■ **Directions for this task**
Every line of the material is to be repeated exactly as it stands.
------------
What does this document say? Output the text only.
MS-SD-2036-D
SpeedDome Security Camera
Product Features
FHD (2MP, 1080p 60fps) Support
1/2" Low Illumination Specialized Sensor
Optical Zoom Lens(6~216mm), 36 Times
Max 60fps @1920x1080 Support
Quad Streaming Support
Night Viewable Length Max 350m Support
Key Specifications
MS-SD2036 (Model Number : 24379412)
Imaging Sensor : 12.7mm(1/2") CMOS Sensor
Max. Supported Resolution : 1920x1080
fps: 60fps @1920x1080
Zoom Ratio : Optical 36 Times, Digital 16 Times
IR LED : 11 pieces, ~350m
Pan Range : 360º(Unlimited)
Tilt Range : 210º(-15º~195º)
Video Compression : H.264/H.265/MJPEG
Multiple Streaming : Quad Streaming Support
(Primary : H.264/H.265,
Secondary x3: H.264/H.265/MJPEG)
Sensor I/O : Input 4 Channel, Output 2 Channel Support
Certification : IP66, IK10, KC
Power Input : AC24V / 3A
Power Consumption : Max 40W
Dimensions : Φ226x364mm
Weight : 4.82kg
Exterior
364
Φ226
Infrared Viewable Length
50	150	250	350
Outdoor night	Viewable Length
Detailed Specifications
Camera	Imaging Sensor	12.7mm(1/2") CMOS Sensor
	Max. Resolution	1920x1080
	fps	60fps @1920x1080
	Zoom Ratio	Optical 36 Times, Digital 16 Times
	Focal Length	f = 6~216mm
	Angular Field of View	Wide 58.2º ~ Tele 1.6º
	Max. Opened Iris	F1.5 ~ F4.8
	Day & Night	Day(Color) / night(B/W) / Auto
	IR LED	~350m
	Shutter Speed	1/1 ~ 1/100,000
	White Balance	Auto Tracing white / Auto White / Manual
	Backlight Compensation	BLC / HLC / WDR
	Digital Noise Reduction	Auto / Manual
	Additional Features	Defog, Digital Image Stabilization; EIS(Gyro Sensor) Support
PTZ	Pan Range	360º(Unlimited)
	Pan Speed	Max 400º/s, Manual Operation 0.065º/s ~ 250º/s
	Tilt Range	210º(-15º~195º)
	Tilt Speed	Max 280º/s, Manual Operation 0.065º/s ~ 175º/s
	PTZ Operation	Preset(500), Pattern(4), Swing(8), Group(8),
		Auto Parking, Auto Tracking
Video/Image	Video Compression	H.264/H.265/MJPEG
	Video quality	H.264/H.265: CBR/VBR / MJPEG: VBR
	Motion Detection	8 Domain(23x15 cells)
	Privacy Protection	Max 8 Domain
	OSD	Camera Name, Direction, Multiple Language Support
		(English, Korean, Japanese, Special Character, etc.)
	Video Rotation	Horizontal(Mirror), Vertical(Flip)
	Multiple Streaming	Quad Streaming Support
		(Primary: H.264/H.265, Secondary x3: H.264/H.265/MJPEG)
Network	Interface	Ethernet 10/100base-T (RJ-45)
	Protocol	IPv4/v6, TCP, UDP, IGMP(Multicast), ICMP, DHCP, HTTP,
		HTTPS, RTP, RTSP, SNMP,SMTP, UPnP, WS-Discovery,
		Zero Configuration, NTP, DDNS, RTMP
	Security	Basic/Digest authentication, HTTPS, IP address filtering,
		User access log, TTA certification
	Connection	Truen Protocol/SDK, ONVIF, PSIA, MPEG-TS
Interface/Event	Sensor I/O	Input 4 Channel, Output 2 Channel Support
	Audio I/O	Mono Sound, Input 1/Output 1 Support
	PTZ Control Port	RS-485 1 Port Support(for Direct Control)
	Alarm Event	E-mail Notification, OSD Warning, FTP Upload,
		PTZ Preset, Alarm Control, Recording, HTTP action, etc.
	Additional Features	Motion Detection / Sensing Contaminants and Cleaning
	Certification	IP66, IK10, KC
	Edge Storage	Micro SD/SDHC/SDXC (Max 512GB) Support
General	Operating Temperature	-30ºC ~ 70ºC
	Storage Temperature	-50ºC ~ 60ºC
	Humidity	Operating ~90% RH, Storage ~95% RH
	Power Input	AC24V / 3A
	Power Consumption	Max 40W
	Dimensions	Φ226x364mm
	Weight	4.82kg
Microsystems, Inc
------------
■ **Answer space**
What does this document say? Output the text only.
MS-SD-2036-D
SpeedDome Security Camera
Product Features
FHD (2MP, 1080p 60fps) Support
1/2" Low Illumination Specialized Sensor
Optical Zoom Lens(6~216mm), 36 Times
Max 60fps @1920x1080 Support
Quad Streaming Support
Night Viewable Length Max 350m Support
Key Specifications
MS-SD2036 (Model Number : 24379412)
Imaging Sensor : 12.7mm(1/2") CMOS Sensor
Max. Supported Resolution : 1920x1080
fps: 60fps @1920x1080
Zoom Ratio : Optical 36 Times, Digital 16 Times
IR LED : 11 pieces, ~350m
Pan Range : 360º(Unlimited)
Tilt Range : 210º(-15º~195º)
Video Compression : H.264/H.265/MJPEG
Multiple Streaming : Quad Streaming Support
(Primary : H.264/H.265,
Secondary x3: H.264/H.265/MJPEG)
Sensor I/O : Input 4 Channel, Output 2 Channel Support
Certification : IP66, IK10, KC
Power Input : AC24V / 3A
Power Consumption : Max 40W
Dimensions : Φ226x364mm
Weight : 4.82kg
Exterior
364
Φ226
Infrared Viewable Length
50	150	250	350
Outdoor night	Viewable Length
Detailed Specifications
Camera	Imaging Sensor	12.7mm(1/2") CMOS Sensor
	Max. Resolution	1920x1080
	fps	60fps @1920x1080
	Zoom Ratio	Optical 36 Times, Digital 16 Times
	Focal Length	f = 6~216mm
	Angular Field of View	Wide 58.2º ~ Tele 1.6º
	Max. Opened Iris	F1.5 ~ F4.8
	Day & Night	Day(Color) / night(B/W) / Auto
	IR LED	~350m
	Shutter Speed	1/1 ~ 1/100,000
	White Balance	Auto Tracing white / Auto White / Manual
	Backlight Compensation	BLC / HLC / WDR
	Digital Noise Reduction	Auto / Manual
	Additional Features	Defog, Digital Image Stabilization; EIS(Gyro Sensor) Support
PTZ	Pan Range	360º(Unlimited)
	Pan Speed	Max 400º/s, Manual Operation 0.065º/s ~ 250º/s
	Tilt Range	210º(-15º~195º)
	Tilt Speed	Max 280º/s, Manual Operation 0.065º/s ~ 175º/s
	PTZ Operation	Preset(500), Pattern(4), Swing(8), Group(8),
		Auto Parking, Auto Tracking
Video/Image	Video Compression	H.264/H.265/MJPEG
	Video quality	H.264/H.265: CBR/VBR / MJPEG: VBR
	Motion Detection	8 Domain(23x15 cells)
	Privacy Protection	Max 8 Domain
	OSD	Camera Name, Direction, Multiple Language Support
		(English, Korean, Japanese, Special Character, etc.)
	Video Rotation	Horizontal(Mirror), Vertical(Flip)
	Multiple Streaming	Quad Streaming Support
		(Primary: H.264/H.265, Secondary x3: H.264/H.265/MJPEG)
Network	Interface	Ethernet 10/100base-T (RJ-45)
	Protocol	IPv4/v6, TCP, UDP, IGMP(Multicast), ICMP, DHCP, HTTP,
		HTTPS, RTP, RTSP, SNMP,SMTP, UPnP, WS-Discovery,
		Zero Configuration, NTP, DDNS, RTMP
	Security	Basic/Digest authentication, HTTPS, IP address filtering,
		User access log, TTA certification
	Connection	Truen Protocol/SDK, ONVIF, PSIA, MPEG-TS
Interface/Event	Sensor I/O	Input 4 Channel, Output 2 Channel Support
	Audio I/O	Mono Sound, Input 1/Output 1 Support
	PTZ Control Port	RS-485 1 Port Support(for Direct Control)
	Alarm Event	E-mail Notification, OSD Warning, FTP Upload,
		PTZ Preset, Alarm Control, Recording, HTTP action, etc.
	Additional Features	Motion Detection / Sensing Contaminants and Cleaning
	Certification	IP66, IK10, KC
	Edge Storage	Micro SD/SDHC/SDXC (Max 512GB) Support
General	Operating Temperature	-30ºC ~ 70ºC
	Storage Temperature	-50ºC ~ 60ºC
	Humidity	Operating ~90% RH, Storage ~95% RH
	Power Input	AC24V / 3A
	Power Consumption	Max 40W
	Dimensions	Φ226x364mm
	Weight	4.82kg
Microsystems, Inc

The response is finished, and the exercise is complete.